** start Data for processing **

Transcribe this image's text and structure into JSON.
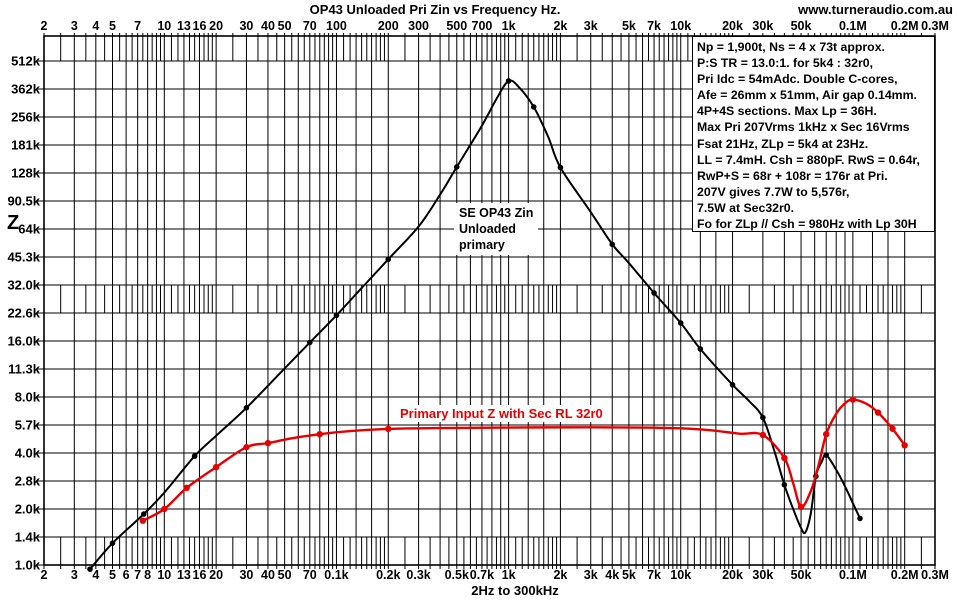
{
  "header": {
    "title": "OP43 Unloaded Pri Zin vs Frequency Hz.",
    "website": "www.turneraudio.com.au"
  },
  "axis": {
    "y_symbol": "Z",
    "x_bottom_caption": "2Hz to 300kHz"
  },
  "annotation": {
    "lines": [
      "Np = 1,900t, Ns = 4 x 73t approx.",
      "P:S TR = 13.0:1. for 5k4 : 32r0,",
      "Pri Idc = 54mAdc. Double C-cores,",
      "Afe = 26mm x 51mm, Air gap  0.14mm.",
      "4P+4S sections.  Max Lp = 36H.",
      "Max Pri 207Vrms 1kHz x Sec 16Vrms",
      "Fsat 21Hz, ZLp = 5k4 at 23Hz.",
      "LL = 7.4mH. Csh = 880pF.  RwS = 0.64r,",
      "RwP+S = 68r + 108r = 176r at Pri.",
      "207V gives 7.7W to 5,576r,",
      "7.5W at Sec32r0.",
      "Fo for ZLp // Csh = 980Hz with Lp 30H"
    ]
  },
  "curve_labels": {
    "black": [
      "SE OP43 Zin",
      "Unloaded",
      "primary"
    ],
    "red": "Primary Input Z with Sec RL 32r0"
  },
  "chart_data": {
    "type": "line",
    "title": "OP43 Unloaded Pri Zin vs Frequency Hz.",
    "xlabel": "2Hz to 300kHz",
    "ylabel": "Z (ohms)",
    "x_scale": "log",
    "y_scale": "log",
    "grid": "on",
    "xlim": [
      2,
      300000
    ],
    "ylim": [
      1000,
      698000
    ],
    "x_ticks_top": [
      [
        2,
        "2"
      ],
      [
        3,
        "3"
      ],
      [
        4,
        "4"
      ],
      [
        5,
        "5"
      ],
      [
        7,
        "7"
      ],
      [
        10,
        "10"
      ],
      [
        13,
        "13"
      ],
      [
        16,
        "16"
      ],
      [
        20,
        "20"
      ],
      [
        30,
        "30"
      ],
      [
        40,
        "40"
      ],
      [
        50,
        "50"
      ],
      [
        70,
        "70"
      ],
      [
        100,
        "100"
      ],
      [
        200,
        "200"
      ],
      [
        300,
        "300"
      ],
      [
        500,
        "500"
      ],
      [
        700,
        "700"
      ],
      [
        1000,
        "1k"
      ],
      [
        2000,
        "2k"
      ],
      [
        3000,
        "3k"
      ],
      [
        5000,
        "5k"
      ],
      [
        7000,
        "7k"
      ],
      [
        10000,
        "10k"
      ],
      [
        20000,
        "20k"
      ],
      [
        30000,
        "30k"
      ],
      [
        50000,
        "50k"
      ],
      [
        100000,
        "0.1M"
      ],
      [
        200000,
        "0.2M"
      ],
      [
        300000,
        "0.3M"
      ]
    ],
    "x_ticks_bottom": [
      [
        2,
        "2"
      ],
      [
        3,
        "3"
      ],
      [
        4,
        "4"
      ],
      [
        5,
        "5"
      ],
      [
        6,
        "6"
      ],
      [
        7,
        "7"
      ],
      [
        8,
        "8"
      ],
      [
        10,
        "10"
      ],
      [
        13,
        "13"
      ],
      [
        16,
        "16"
      ],
      [
        20,
        "20"
      ],
      [
        30,
        "30"
      ],
      [
        40,
        "40"
      ],
      [
        50,
        "50"
      ],
      [
        70,
        "70"
      ],
      [
        100,
        "0.1k"
      ],
      [
        200,
        "0.2k"
      ],
      [
        300,
        "0.3k"
      ],
      [
        500,
        "0.5k"
      ],
      [
        700,
        "0.7k"
      ],
      [
        1000,
        "1k"
      ],
      [
        2000,
        "2k"
      ],
      [
        3000,
        "3k"
      ],
      [
        4000,
        "4k"
      ],
      [
        5000,
        "5k"
      ],
      [
        7000,
        "7k"
      ],
      [
        10000,
        "10k"
      ],
      [
        20000,
        "20k"
      ],
      [
        30000,
        "30k"
      ],
      [
        50000,
        "50k"
      ],
      [
        100000,
        "0.1M"
      ],
      [
        200000,
        "0.2M"
      ],
      [
        300000,
        "0.3M"
      ]
    ],
    "y_ticks": [
      [
        512000,
        "512k"
      ],
      [
        362039,
        "362k"
      ],
      [
        256000,
        "256k"
      ],
      [
        181019,
        "181k"
      ],
      [
        128000,
        "128k"
      ],
      [
        90510,
        "90.5k"
      ],
      [
        64000,
        "64k"
      ],
      [
        45255,
        "45.3k"
      ],
      [
        32000,
        "32.0k"
      ],
      [
        22627,
        "22.6k"
      ],
      [
        16000,
        "16.0k"
      ],
      [
        11314,
        "11.3k"
      ],
      [
        8000,
        "8.0k"
      ],
      [
        5657,
        "5.7k"
      ],
      [
        4000,
        "4.0k"
      ],
      [
        2828,
        "2.8k"
      ],
      [
        2000,
        "2.0k"
      ],
      [
        1414,
        "1.4k"
      ],
      [
        1000,
        "1.0k"
      ]
    ],
    "grid_spec": {
      "major_multipliers": [
        1,
        1.3,
        1.6,
        2,
        3,
        4,
        5,
        6,
        7,
        8,
        9
      ],
      "minor_multipliers": [
        1.1,
        1.2,
        1.4,
        1.5,
        1.7,
        1.8,
        1.9,
        2.5,
        3.5,
        4.5,
        5.5,
        6.5,
        7.5,
        8.5,
        9.5
      ],
      "decades": [
        1,
        10,
        100,
        1000,
        10000,
        100000
      ],
      "minor_bands_z": [
        [
          512000,
          698000
        ],
        [
          22627,
          32000
        ],
        [
          1000,
          1414
        ]
      ]
    },
    "series": [
      {
        "name": "SE OP43 Zin Unloaded primary",
        "color": "#000000",
        "marker_radius": 2.8,
        "line_width": 2,
        "points": [
          [
            3.7,
            950,
            1
          ],
          [
            5,
            1310,
            1
          ],
          [
            7.6,
            1880,
            1
          ],
          [
            10,
            2450,
            0
          ],
          [
            15,
            3850,
            1
          ],
          [
            20,
            4950,
            0
          ],
          [
            30,
            7000,
            1
          ],
          [
            50,
            11400,
            0
          ],
          [
            70,
            15700,
            1
          ],
          [
            100,
            22000,
            1
          ],
          [
            140,
            30800,
            0
          ],
          [
            200,
            44000,
            1
          ],
          [
            300,
            66000,
            0
          ],
          [
            400,
            98000,
            0
          ],
          [
            500,
            138000,
            1
          ],
          [
            700,
            230000,
            0
          ],
          [
            850,
            320000,
            0
          ],
          [
            1000,
            400000,
            1
          ],
          [
            1150,
            370000,
            0
          ],
          [
            1400,
            290000,
            1
          ],
          [
            1700,
            200000,
            0
          ],
          [
            2000,
            137000,
            1
          ],
          [
            3000,
            79000,
            0
          ],
          [
            4000,
            53000,
            1
          ],
          [
            5000,
            42000,
            0
          ],
          [
            7000,
            29000,
            1
          ],
          [
            10000,
            20000,
            1
          ],
          [
            13000,
            14500,
            1
          ],
          [
            20000,
            9300,
            1
          ],
          [
            25000,
            7600,
            0
          ],
          [
            30000,
            6200,
            1
          ],
          [
            35000,
            4100,
            0
          ],
          [
            40000,
            2700,
            1
          ],
          [
            45000,
            2000,
            0
          ],
          [
            50000,
            1580,
            0
          ],
          [
            53000,
            1500,
            0
          ],
          [
            57000,
            1900,
            0
          ],
          [
            61000,
            3000,
            1
          ],
          [
            66000,
            3600,
            0
          ],
          [
            70000,
            3900,
            1
          ],
          [
            80000,
            3250,
            0
          ],
          [
            90000,
            2650,
            0
          ],
          [
            100000,
            2150,
            0
          ],
          [
            110000,
            1780,
            1
          ]
        ]
      },
      {
        "name": "Primary Input Z with Sec RL 32r0",
        "color": "#e80000",
        "marker_radius": 3.2,
        "line_width": 2.4,
        "points": [
          [
            7.5,
            1730,
            1
          ],
          [
            10,
            2000,
            1
          ],
          [
            13.5,
            2600,
            1
          ],
          [
            20,
            3360,
            1
          ],
          [
            30,
            4300,
            1
          ],
          [
            40,
            4520,
            1
          ],
          [
            55,
            4800,
            0
          ],
          [
            80,
            5050,
            1
          ],
          [
            120,
            5250,
            0
          ],
          [
            200,
            5390,
            1
          ],
          [
            400,
            5450,
            0
          ],
          [
            1000,
            5480,
            0
          ],
          [
            3000,
            5500,
            0
          ],
          [
            7000,
            5470,
            0
          ],
          [
            10000,
            5430,
            0
          ],
          [
            15000,
            5300,
            0
          ],
          [
            22000,
            5080,
            0
          ],
          [
            30000,
            5000,
            1
          ],
          [
            40000,
            3760,
            1
          ],
          [
            45000,
            2750,
            0
          ],
          [
            50000,
            2050,
            1
          ],
          [
            57000,
            2500,
            0
          ],
          [
            63000,
            3400,
            0
          ],
          [
            70000,
            5050,
            1
          ],
          [
            80000,
            6500,
            0
          ],
          [
            90000,
            7400,
            0
          ],
          [
            100000,
            7750,
            1
          ],
          [
            120000,
            7350,
            0
          ],
          [
            140000,
            6600,
            1
          ],
          [
            170000,
            5400,
            1
          ],
          [
            200000,
            4400,
            1
          ]
        ]
      }
    ]
  }
}
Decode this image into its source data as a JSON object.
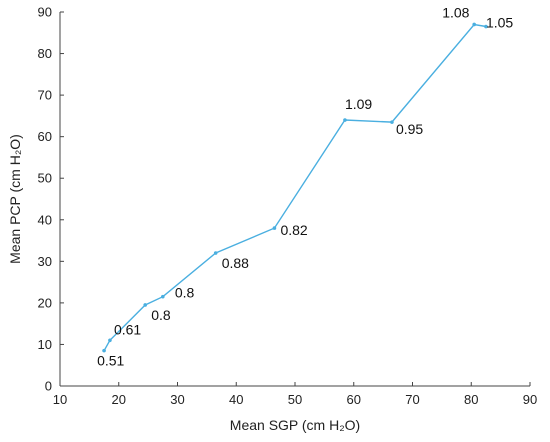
{
  "chart_data": {
    "type": "line",
    "title": "",
    "xlabel": "Mean SGP (cm H₂O)",
    "ylabel": "Mean PCP (cm H₂O)",
    "xlim": [
      10,
      90
    ],
    "ylim": [
      0,
      90
    ],
    "xticks": [
      10,
      20,
      30,
      40,
      50,
      60,
      70,
      80,
      90
    ],
    "yticks": [
      0,
      10,
      20,
      30,
      40,
      50,
      60,
      70,
      80,
      90
    ],
    "grid": false,
    "line_color": "#4aafe0",
    "series": [
      {
        "x": [
          17.5,
          18.5,
          24.5,
          27.5,
          36.5,
          46.5,
          58.5,
          66.5,
          80.5,
          82.5
        ],
        "y": [
          8.5,
          11,
          19.5,
          21.5,
          32,
          38,
          64,
          63.5,
          87,
          86.5
        ],
        "labels": [
          "0.51",
          "0.61",
          "0.8",
          "0.8",
          "0.88",
          "0.82",
          "1.09",
          "0.95",
          "1.08",
          "1.05"
        ]
      }
    ]
  }
}
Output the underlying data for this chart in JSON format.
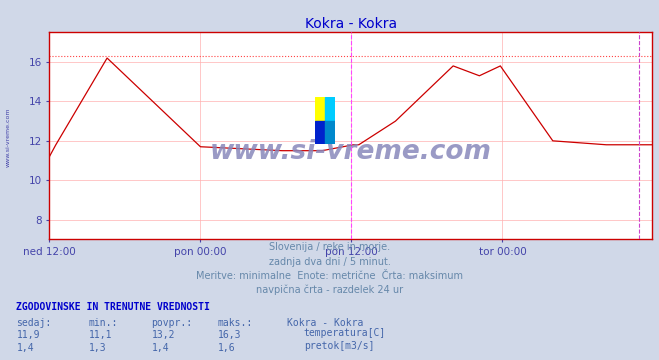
{
  "title": "Kokra - Kokra",
  "title_color": "#0000cc",
  "bg_color": "#d0d8e8",
  "plot_bg_color": "#ffffff",
  "grid_color": "#ffb0b0",
  "xlim": [
    0,
    575
  ],
  "ylim": [
    7.0,
    17.5
  ],
  "yticks": [
    8,
    10,
    12,
    14,
    16
  ],
  "max_line_y": 16.3,
  "max_line_color": "#ff4444",
  "xtick_labels": [
    "ned 12:00",
    "pon 00:00",
    "pon 12:00",
    "tor 00:00"
  ],
  "xtick_positions": [
    0,
    144,
    288,
    432
  ],
  "vline_pos": 288,
  "vline_color": "#ff44ff",
  "right_vline_pos": 562,
  "right_vline_color": "#cc44cc",
  "temp_color": "#cc0000",
  "flow_color": "#008800",
  "flow_dot_color": "#00bb00",
  "watermark": "www.si-vreme.com",
  "watermark_color": "#8888bb",
  "subtitle_lines": [
    "Slovenija / reke in morje.",
    "zadnja dva dni / 5 minut.",
    "Meritve: minimalne  Enote: metrične  Črta: maksimum",
    "navpična črta - razdelek 24 ur"
  ],
  "subtitle_color": "#6688aa",
  "table_header": "ZGODOVINSKE IN TRENUTNE VREDNOSTI",
  "col_headers": [
    "sedaj:",
    "min.:",
    "povpr.:",
    "maks.:",
    "Kokra - Kokra"
  ],
  "row1_vals": [
    "11,9",
    "11,1",
    "13,2",
    "16,3"
  ],
  "row2_vals": [
    "1,4",
    "1,3",
    "1,4",
    "1,6"
  ],
  "legend_labels": [
    "temperatura[C]",
    "pretok[m3/s]"
  ],
  "legend_colors": [
    "#cc0000",
    "#008800"
  ],
  "label_color": "#4444aa",
  "table_header_color": "#0000cc",
  "col_header_color": "#4466aa",
  "data_color": "#4466aa",
  "side_label": "www.si-vreme.com",
  "spine_color": "#cc0000",
  "logo_colors": [
    "#ffff00",
    "#00ccff",
    "#0022cc",
    "#0088cc"
  ]
}
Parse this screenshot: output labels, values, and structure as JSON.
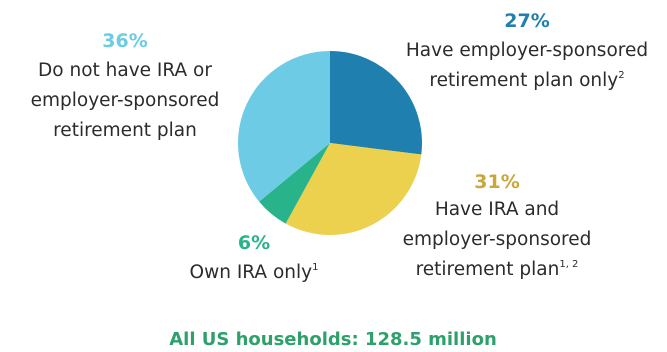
{
  "chart_data": {
    "type": "pie",
    "slices": [
      {
        "key": "employer_only",
        "value": 27,
        "percent_label": "27%",
        "label_lines": [
          "Have employer-sponsored",
          "retirement plan only"
        ],
        "footnote": "2",
        "color": "#1f7fae",
        "label_color": "#1f7fae"
      },
      {
        "key": "ira_and_employer",
        "value": 31,
        "percent_label": "31%",
        "label_lines": [
          "Have IRA and",
          "employer-sponsored",
          "retirement plan"
        ],
        "footnote": "1, 2",
        "color": "#ecd14f",
        "label_color": "#c9a73a"
      },
      {
        "key": "ira_only",
        "value": 6,
        "percent_label": "6%",
        "label_lines": [
          "Own IRA only"
        ],
        "footnote": "1",
        "color": "#28b38a",
        "label_color": "#28b38a"
      },
      {
        "key": "neither",
        "value": 36,
        "percent_label": "36%",
        "label_lines": [
          "Do not have IRA or",
          "employer-sponsored",
          "retirement plan"
        ],
        "footnote": "",
        "color": "#6dcbe5",
        "label_color": "#6dcbe5"
      }
    ],
    "total_label": "All US households: 128.5 million",
    "total_color": "#2ea06b"
  }
}
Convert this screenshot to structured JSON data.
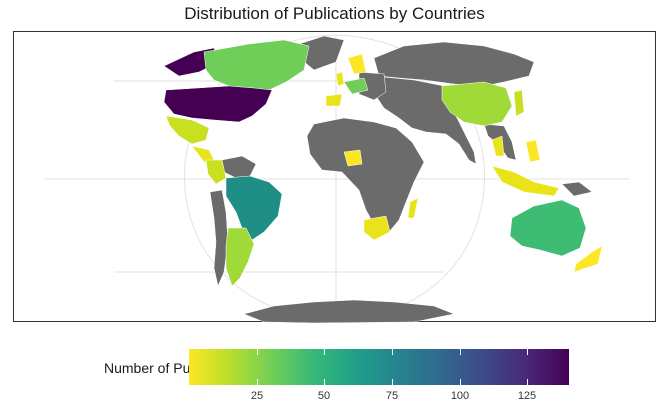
{
  "title": "Distribution of Publications by Countries",
  "legend": {
    "title": "Number of Publications",
    "ticks": [
      "25",
      "50",
      "75",
      "100",
      "125"
    ],
    "scale_min": 1,
    "scale_max": 140,
    "palette": "viridis (reversed)",
    "no_data_color": "#6b6b6b"
  },
  "map": {
    "projection": "world (Winkel-style), equator horizontal",
    "border_color": "#ffffff",
    "graticule_color": "#e2e2e2",
    "values_estimated": [
      {
        "region": "United States",
        "value": 140
      },
      {
        "region": "Brazil",
        "value": 75
      },
      {
        "region": "Canada",
        "value": 40
      },
      {
        "region": "Australia",
        "value": 40
      },
      {
        "region": "China",
        "value": 20
      },
      {
        "region": "Argentina",
        "value": 18
      },
      {
        "region": "Mexico",
        "value": 15
      },
      {
        "region": "Indonesia",
        "value": 5
      },
      {
        "region": "Colombia",
        "value": 8
      },
      {
        "region": "South Africa",
        "value": 5
      },
      {
        "region": "Nigeria",
        "value": 3
      },
      {
        "region": "Madagascar",
        "value": 3
      },
      {
        "region": "Spain",
        "value": 5
      },
      {
        "region": "United Kingdom",
        "value": 8
      },
      {
        "region": "Germany",
        "value": 25
      },
      {
        "region": "Norway",
        "value": 5
      },
      {
        "region": "Sweden",
        "value": 5
      },
      {
        "region": "Thailand",
        "value": 3
      },
      {
        "region": "Japan",
        "value": 5
      },
      {
        "region": "Philippines",
        "value": 5
      },
      {
        "region": "New Zealand",
        "value": 5
      }
    ]
  }
}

** end Data for processing **

**Given request**
Beginning at the line that contains "Convert this screenshot", retype each line of the data above through the very last one. Do not retype the pictures.

**Task output**
Convert this screenshot to structured JSON data.
{
  "title": "Distribution of Publications by Countries",
  "legend": {
    "title": "Number of Publications",
    "ticks": [
      "25",
      "50",
      "75",
      "100",
      "125"
    ],
    "scale_min": 1,
    "scale_max": 140,
    "palette": "viridis (reversed)",
    "no_data_color": "#6b6b6b"
  },
  "map": {
    "projection": "world (Winkel-style), equator horizontal",
    "border_color": "#ffffff",
    "graticule_color": "#e2e2e2",
    "values_estimated": [
      {
        "region": "United States",
        "value": 140
      },
      {
        "region": "Brazil",
        "value": 75
      },
      {
        "region": "Canada",
        "value": 40
      },
      {
        "region": "Australia",
        "value": 40
      },
      {
        "region": "China",
        "value": 20
      },
      {
        "region": "Argentina",
        "value": 18
      },
      {
        "region": "Mexico",
        "value": 15
      },
      {
        "region": "Indonesia",
        "value": 5
      },
      {
        "region": "Colombia",
        "value": 8
      },
      {
        "region": "South Africa",
        "value": 5
      },
      {
        "region": "Nigeria",
        "value": 3
      },
      {
        "region": "Madagascar",
        "value": 3
      },
      {
        "region": "Spain",
        "value": 5
      },
      {
        "region": "United Kingdom",
        "value": 8
      },
      {
        "region": "Germany",
        "value": 25
      },
      {
        "region": "Norway",
        "value": 5
      },
      {
        "region": "Sweden",
        "value": 5
      },
      {
        "region": "Thailand",
        "value": 3
      },
      {
        "region": "Japan",
        "value": 5
      },
      {
        "region": "Philippines",
        "value": 5
      },
      {
        "region": "New Zealand",
        "value": 5
      }
    ]
  }
}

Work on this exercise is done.